■ **Data excerpts**:
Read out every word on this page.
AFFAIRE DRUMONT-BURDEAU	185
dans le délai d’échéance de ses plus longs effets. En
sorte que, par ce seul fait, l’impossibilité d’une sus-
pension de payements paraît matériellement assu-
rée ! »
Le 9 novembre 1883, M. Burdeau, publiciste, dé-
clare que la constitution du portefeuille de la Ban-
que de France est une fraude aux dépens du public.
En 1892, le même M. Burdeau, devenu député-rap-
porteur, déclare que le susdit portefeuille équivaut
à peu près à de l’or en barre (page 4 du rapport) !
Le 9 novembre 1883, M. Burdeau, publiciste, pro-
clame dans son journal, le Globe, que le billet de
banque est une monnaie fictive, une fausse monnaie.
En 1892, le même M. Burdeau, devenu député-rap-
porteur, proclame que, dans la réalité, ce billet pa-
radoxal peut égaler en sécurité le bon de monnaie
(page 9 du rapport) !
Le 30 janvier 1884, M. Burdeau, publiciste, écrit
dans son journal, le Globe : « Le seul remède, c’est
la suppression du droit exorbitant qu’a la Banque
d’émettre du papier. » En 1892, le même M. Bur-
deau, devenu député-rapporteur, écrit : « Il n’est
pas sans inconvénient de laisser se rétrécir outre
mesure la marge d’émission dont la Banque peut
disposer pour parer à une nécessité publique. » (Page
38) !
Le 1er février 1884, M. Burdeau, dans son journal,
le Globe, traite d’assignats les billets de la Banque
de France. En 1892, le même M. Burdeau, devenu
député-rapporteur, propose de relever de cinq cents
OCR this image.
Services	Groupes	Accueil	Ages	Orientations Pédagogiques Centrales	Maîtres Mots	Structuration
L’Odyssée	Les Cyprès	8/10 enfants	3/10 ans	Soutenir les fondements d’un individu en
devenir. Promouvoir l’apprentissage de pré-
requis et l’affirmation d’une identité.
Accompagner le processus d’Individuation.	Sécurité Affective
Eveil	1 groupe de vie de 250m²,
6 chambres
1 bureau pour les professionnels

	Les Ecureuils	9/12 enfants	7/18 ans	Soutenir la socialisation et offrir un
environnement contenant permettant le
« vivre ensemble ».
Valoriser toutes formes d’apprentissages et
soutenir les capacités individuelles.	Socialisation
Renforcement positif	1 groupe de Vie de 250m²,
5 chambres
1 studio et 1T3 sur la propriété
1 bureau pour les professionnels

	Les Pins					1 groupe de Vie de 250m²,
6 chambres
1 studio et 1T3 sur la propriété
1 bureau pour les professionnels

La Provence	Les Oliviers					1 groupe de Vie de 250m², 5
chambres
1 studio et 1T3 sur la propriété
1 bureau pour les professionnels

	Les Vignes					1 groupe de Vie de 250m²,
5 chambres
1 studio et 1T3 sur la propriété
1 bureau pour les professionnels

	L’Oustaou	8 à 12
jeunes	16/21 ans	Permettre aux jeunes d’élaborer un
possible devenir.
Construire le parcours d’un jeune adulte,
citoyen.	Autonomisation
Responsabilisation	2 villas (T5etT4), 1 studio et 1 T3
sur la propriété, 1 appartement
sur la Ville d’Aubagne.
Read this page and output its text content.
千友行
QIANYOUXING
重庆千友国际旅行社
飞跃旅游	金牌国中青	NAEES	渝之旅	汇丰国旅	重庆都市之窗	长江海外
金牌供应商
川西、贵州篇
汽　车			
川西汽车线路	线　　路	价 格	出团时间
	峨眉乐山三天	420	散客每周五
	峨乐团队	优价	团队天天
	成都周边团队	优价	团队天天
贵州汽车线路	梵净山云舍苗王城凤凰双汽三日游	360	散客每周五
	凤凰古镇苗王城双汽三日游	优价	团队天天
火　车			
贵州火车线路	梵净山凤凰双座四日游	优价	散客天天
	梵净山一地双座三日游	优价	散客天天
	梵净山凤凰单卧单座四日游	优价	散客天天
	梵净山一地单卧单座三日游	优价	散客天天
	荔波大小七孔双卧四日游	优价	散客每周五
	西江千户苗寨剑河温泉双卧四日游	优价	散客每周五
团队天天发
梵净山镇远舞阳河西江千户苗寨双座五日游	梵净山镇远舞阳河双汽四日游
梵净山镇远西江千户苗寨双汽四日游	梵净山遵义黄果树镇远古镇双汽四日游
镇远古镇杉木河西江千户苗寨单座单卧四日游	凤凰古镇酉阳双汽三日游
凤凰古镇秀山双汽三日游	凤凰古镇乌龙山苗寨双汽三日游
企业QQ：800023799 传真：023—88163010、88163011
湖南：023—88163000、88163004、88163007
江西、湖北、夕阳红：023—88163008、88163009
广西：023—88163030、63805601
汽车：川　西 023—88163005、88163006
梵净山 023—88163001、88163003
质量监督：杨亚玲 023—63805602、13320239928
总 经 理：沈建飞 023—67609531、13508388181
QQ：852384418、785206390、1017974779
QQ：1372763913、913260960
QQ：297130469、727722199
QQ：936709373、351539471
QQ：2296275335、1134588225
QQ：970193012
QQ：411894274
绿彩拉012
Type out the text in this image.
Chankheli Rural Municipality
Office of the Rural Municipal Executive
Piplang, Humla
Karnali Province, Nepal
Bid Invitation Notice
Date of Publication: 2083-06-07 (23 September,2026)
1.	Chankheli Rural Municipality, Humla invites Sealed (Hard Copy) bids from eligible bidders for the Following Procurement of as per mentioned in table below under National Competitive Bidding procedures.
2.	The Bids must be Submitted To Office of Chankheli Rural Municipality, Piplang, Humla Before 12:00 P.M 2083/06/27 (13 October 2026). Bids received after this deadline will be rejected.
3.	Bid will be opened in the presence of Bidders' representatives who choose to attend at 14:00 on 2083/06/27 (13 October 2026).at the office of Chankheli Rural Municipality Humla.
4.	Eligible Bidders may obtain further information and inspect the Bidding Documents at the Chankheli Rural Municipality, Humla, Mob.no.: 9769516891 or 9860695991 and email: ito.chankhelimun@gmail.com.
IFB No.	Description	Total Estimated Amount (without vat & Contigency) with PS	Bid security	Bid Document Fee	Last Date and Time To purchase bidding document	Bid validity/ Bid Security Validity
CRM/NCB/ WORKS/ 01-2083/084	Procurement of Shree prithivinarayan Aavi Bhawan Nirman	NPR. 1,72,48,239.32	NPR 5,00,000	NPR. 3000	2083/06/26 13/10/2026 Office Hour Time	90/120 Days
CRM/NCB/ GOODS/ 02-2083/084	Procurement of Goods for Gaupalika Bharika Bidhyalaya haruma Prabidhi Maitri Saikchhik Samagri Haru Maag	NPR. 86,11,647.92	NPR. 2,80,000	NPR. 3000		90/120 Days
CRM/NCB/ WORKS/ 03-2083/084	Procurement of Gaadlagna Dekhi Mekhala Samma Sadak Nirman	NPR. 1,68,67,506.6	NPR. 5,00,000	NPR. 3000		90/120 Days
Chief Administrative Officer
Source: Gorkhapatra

■ **WHAT IS REQUIRED**: Nothing may be left out: return each entry exactly as it reads.

■ **REPLY TO THE TASK**:
Read out every word on this page.
AFFAIRE DRUMONT-BURDEAU	185
dans le délai d’échéance de ses plus longs effets. En
sorte que, par ce seul fait, l’impossibilité d’une sus-
pension de payements paraît matériellement assu-
rée ! »
Le 9 novembre 1883, M. Burdeau, publiciste, dé-
clare que la constitution du portefeuille de la Ban-
que de France est une fraude aux dépens du public.
En 1892, le même M. Burdeau, devenu député-rap-
porteur, déclare que le susdit portefeuille équivaut
à peu près à de l’or en barre (page 4 du rapport) !
Le 9 novembre 1883, M. Burdeau, publiciste, pro-
clame dans son journal, le Globe, que le billet de
banque est une monnaie fictive, une fausse monnaie.
En 1892, le même M. Burdeau, devenu député-rap-
porteur, proclame que, dans la réalité, ce billet pa-
radoxal peut égaler en sécurité le bon de monnaie
(page 9 du rapport) !
Le 30 janvier 1884, M. Burdeau, publiciste, écrit
dans son journal, le Globe : « Le seul remède, c’est
la suppression du droit exorbitant qu’a la Banque
d’émettre du papier. » En 1892, le même M. Bur-
deau, devenu député-rapporteur, écrit : « Il n’est
pas sans inconvénient de laisser se rétrécir outre
mesure la marge d’émission dont la Banque peut
disposer pour parer à une nécessité publique. » (Page
38) !
Le 1er février 1884, M. Burdeau, dans son journal,
le Globe, traite d’assignats les billets de la Banque
de France. En 1892, le même M. Burdeau, devenu
député-rapporteur, propose de relever de cinq cents
OCR this image.
Services	Groupes	Accueil	Ages	Orientations Pédagogiques Centrales	Maîtres Mots	Structuration
L’Odyssée	Les Cyprès	8/10 enfants	3/10 ans	Soutenir les fondements d’un individu en
devenir. Promouvoir l’apprentissage de pré-
requis et l’affirmation d’une identité.
Accompagner le processus d’Individuation.	Sécurité Affective
Eveil	1 groupe de vie de 250m²,
6 chambres
1 bureau pour les professionnels

	Les Ecureuils	9/12 enfants	7/18 ans	Soutenir la socialisation et offrir un
environnement contenant permettant le
« vivre ensemble ».
Valoriser toutes formes d’apprentissages et
soutenir les capacités individuelles.	Socialisation
Renforcement positif	1 groupe de Vie de 250m²,
5 chambres
1 studio et 1T3 sur la propriété
1 bureau pour les professionnels

	Les Pins					1 groupe de Vie de 250m²,
6 chambres
1 studio et 1T3 sur la propriété
1 bureau pour les professionnels

La Provence	Les Oliviers					1 groupe de Vie de 250m², 5
chambres
1 studio et 1T3 sur la propriété
1 bureau pour les professionnels

	Les Vignes					1 groupe de Vie de 250m²,
5 chambres
1 studio et 1T3 sur la propriété
1 bureau pour les professionnels

	L’Oustaou	8 à 12
jeunes	16/21 ans	Permettre aux jeunes d’élaborer un
possible devenir.
Construire le parcours d’un jeune adulte,
citoyen.	Autonomisation
Responsabilisation	2 villas (T5etT4), 1 studio et 1 T3
sur la propriété, 1 appartement
sur la Ville d’Aubagne.
Read this page and output its text content.
千友行
QIANYOUXING
重庆千友国际旅行社
飞跃旅游	金牌国中青	NAEES	渝之旅	汇丰国旅	重庆都市之窗	长江海外
金牌供应商
川西、贵州篇
汽　车			
川西汽车线路	线　　路	价 格	出团时间
	峨眉乐山三天	420	散客每周五
	峨乐团队	优价	团队天天
	成都周边团队	优价	团队天天
贵州汽车线路	梵净山云舍苗王城凤凰双汽三日游	360	散客每周五
	凤凰古镇苗王城双汽三日游	优价	团队天天
火　车			
贵州火车线路	梵净山凤凰双座四日游	优价	散客天天
	梵净山一地双座三日游	优价	散客天天
	梵净山凤凰单卧单座四日游	优价	散客天天
	梵净山一地单卧单座三日游	优价	散客天天
	荔波大小七孔双卧四日游	优价	散客每周五
	西江千户苗寨剑河温泉双卧四日游	优价	散客每周五
团队天天发
梵净山镇远舞阳河西江千户苗寨双座五日游	梵净山镇远舞阳河双汽四日游
梵净山镇远西江千户苗寨双汽四日游	梵净山遵义黄果树镇远古镇双汽四日游
镇远古镇杉木河西江千户苗寨单座单卧四日游	凤凰古镇酉阳双汽三日游
凤凰古镇秀山双汽三日游	凤凰古镇乌龙山苗寨双汽三日游
企业QQ：800023799 传真：023—88163010、88163011
湖南：023—88163000、88163004、88163007
江西、湖北、夕阳红：023—88163008、88163009
广西：023—88163030、63805601
汽车：川　西 023—88163005、88163006
梵净山 023—88163001、88163003
质量监督：杨亚玲 023—63805602、13320239928
总 经 理：沈建飞 023—67609531、13508388181
QQ：852384418、785206390、1017974779
QQ：1372763913、913260960
QQ：297130469、727722199
QQ：936709373、351539471
QQ：2296275335、1134588225
QQ：970193012
QQ：411894274
绿彩拉012
Type out the text in this image.
Chankheli Rural Municipality
Office of the Rural Municipal Executive
Piplang, Humla
Karnali Province, Nepal
Bid Invitation Notice
Date of Publication: 2083-06-07 (23 September,2026)
1.	Chankheli Rural Municipality, Humla invites Sealed (Hard Copy) bids from eligible bidders for the Following Procurement of as per mentioned in table below under National Competitive Bidding procedures.
2.	The Bids must be Submitted To Office of Chankheli Rural Municipality, Piplang, Humla Before 12:00 P.M 2083/06/27 (13 October 2026). Bids received after this deadline will be rejected.
3.	Bid will be opened in the presence of Bidders' representatives who choose to attend at 14:00 on 2083/06/27 (13 October 2026).at the office of Chankheli Rural Municipality Humla.
4.	Eligible Bidders may obtain further information and inspect the Bidding Documents at the Chankheli Rural Municipality, Humla, Mob.no.: 9769516891 or 9860695991 and email: ito.chankhelimun@gmail.com.
IFB No.	Description	Total Estimated Amount (without vat & Contigency) with PS	Bid security	Bid Document Fee	Last Date and Time To purchase bidding document	Bid validity/ Bid Security Validity
CRM/NCB/ WORKS/ 01-2083/084	Procurement of Shree prithivinarayan Aavi Bhawan Nirman	NPR. 1,72,48,239.32	NPR 5,00,000	NPR. 3000	2083/06/26 13/10/2026 Office Hour Time	90/120 Days
CRM/NCB/ GOODS/ 02-2083/084	Procurement of Goods for Gaupalika Bharika Bidhyalaya haruma Prabidhi Maitri Saikchhik Samagri Haru Maag	NPR. 86,11,647.92	NPR. 2,80,000	NPR. 3000		90/120 Days
CRM/NCB/ WORKS/ 03-2083/084	Procurement of Gaadlagna Dekhi Mekhala Samma Sadak Nirman	NPR. 1,68,67,506.6	NPR. 5,00,000	NPR. 3000		90/120 Days
Chief Administrative Officer
Source: Gorkhapatra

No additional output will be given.